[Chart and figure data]
>> Start
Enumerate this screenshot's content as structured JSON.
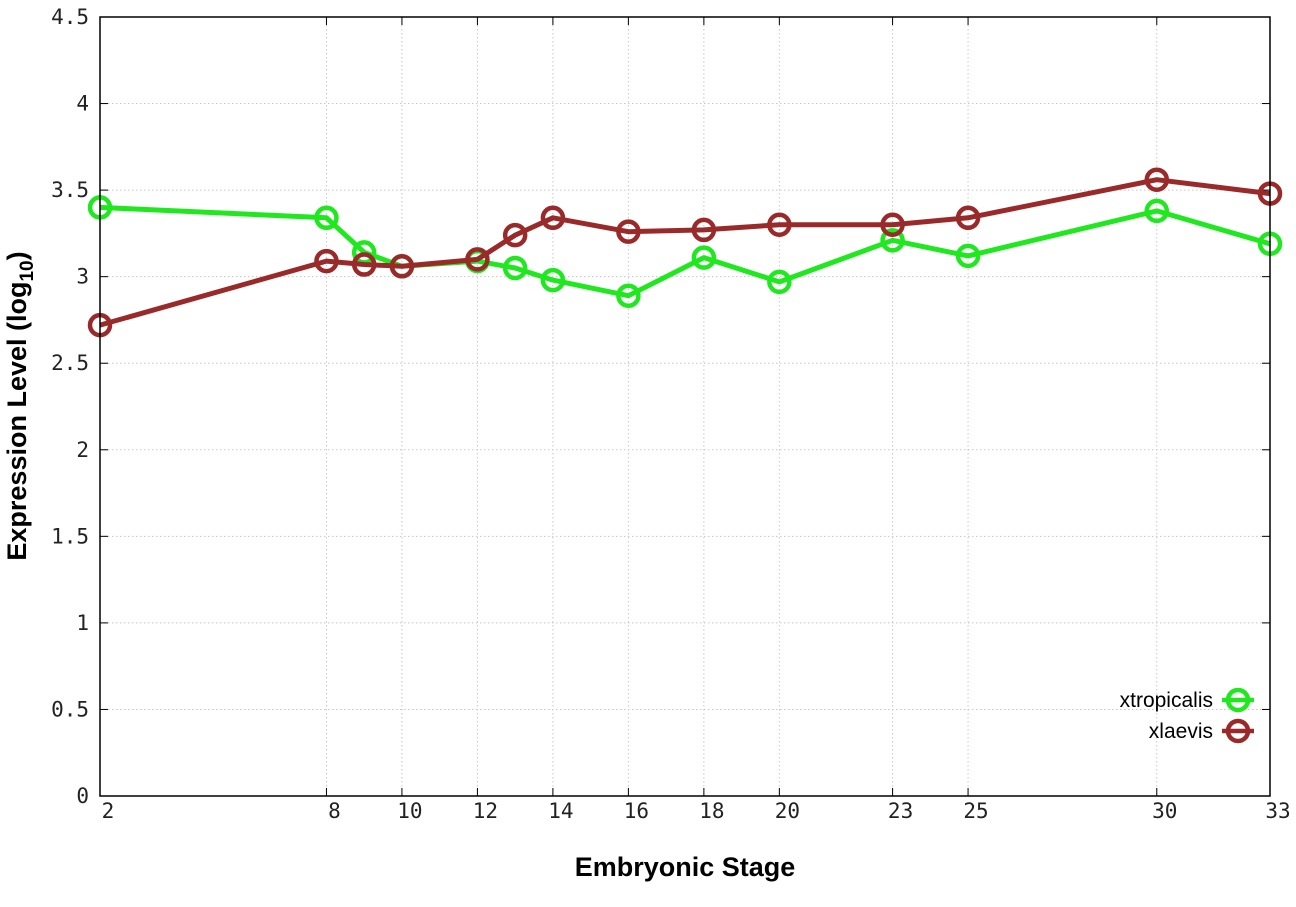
{
  "chart_data": {
    "type": "line",
    "title": "",
    "xlabel": "Embryonic Stage",
    "ylabel": {
      "main": "Expression Level (log",
      "subscript": "10",
      "close": ")"
    },
    "x_ticks": [
      2,
      8,
      10,
      12,
      14,
      16,
      18,
      20,
      23,
      25,
      30,
      33
    ],
    "y_ticks": [
      "0",
      "0.5",
      "1",
      "1.5",
      "2",
      "2.5",
      "3",
      "3.5",
      "4",
      "4.5"
    ],
    "xlim": [
      2,
      33
    ],
    "ylim": [
      0,
      4.5
    ],
    "grid": true,
    "legend_position": "bottom-right",
    "series": [
      {
        "name": "xtropicalis",
        "color": "#1fe81f",
        "x": [
          2,
          8,
          9,
          10,
          12,
          13,
          14,
          16,
          18,
          20,
          23,
          25,
          30,
          33
        ],
        "y": [
          3.4,
          3.34,
          3.14,
          3.06,
          3.09,
          3.05,
          2.98,
          2.89,
          3.11,
          2.97,
          3.21,
          3.12,
          3.38,
          3.19
        ]
      },
      {
        "name": "xlaevis",
        "color": "#9a2a2a",
        "x": [
          2,
          8,
          9,
          10,
          12,
          13,
          14,
          16,
          18,
          20,
          23,
          25,
          30,
          33
        ],
        "y": [
          2.72,
          3.09,
          3.07,
          3.06,
          3.1,
          3.24,
          3.34,
          3.26,
          3.27,
          3.3,
          3.3,
          3.34,
          3.56,
          3.48
        ]
      }
    ]
  }
}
>> End
## Directive
Write the full listing out again with every line unchanged, but include no pictures.

## Exercise solution
Enumerate this screenshot's content as structured JSON.
{
  "chart_data": {
    "type": "line",
    "title": "",
    "xlabel": "Embryonic Stage",
    "ylabel": {
      "main": "Expression Level (log",
      "subscript": "10",
      "close": ")"
    },
    "x_ticks": [
      2,
      8,
      10,
      12,
      14,
      16,
      18,
      20,
      23,
      25,
      30,
      33
    ],
    "y_ticks": [
      "0",
      "0.5",
      "1",
      "1.5",
      "2",
      "2.5",
      "3",
      "3.5",
      "4",
      "4.5"
    ],
    "xlim": [
      2,
      33
    ],
    "ylim": [
      0,
      4.5
    ],
    "grid": true,
    "legend_position": "bottom-right",
    "series": [
      {
        "name": "xtropicalis",
        "color": "#1fe81f",
        "x": [
          2,
          8,
          9,
          10,
          12,
          13,
          14,
          16,
          18,
          20,
          23,
          25,
          30,
          33
        ],
        "y": [
          3.4,
          3.34,
          3.14,
          3.06,
          3.09,
          3.05,
          2.98,
          2.89,
          3.11,
          2.97,
          3.21,
          3.12,
          3.38,
          3.19
        ]
      },
      {
        "name": "xlaevis",
        "color": "#9a2a2a",
        "x": [
          2,
          8,
          9,
          10,
          12,
          13,
          14,
          16,
          18,
          20,
          23,
          25,
          30,
          33
        ],
        "y": [
          2.72,
          3.09,
          3.07,
          3.06,
          3.1,
          3.24,
          3.34,
          3.26,
          3.27,
          3.3,
          3.3,
          3.34,
          3.56,
          3.48
        ]
      }
    ]
  }
}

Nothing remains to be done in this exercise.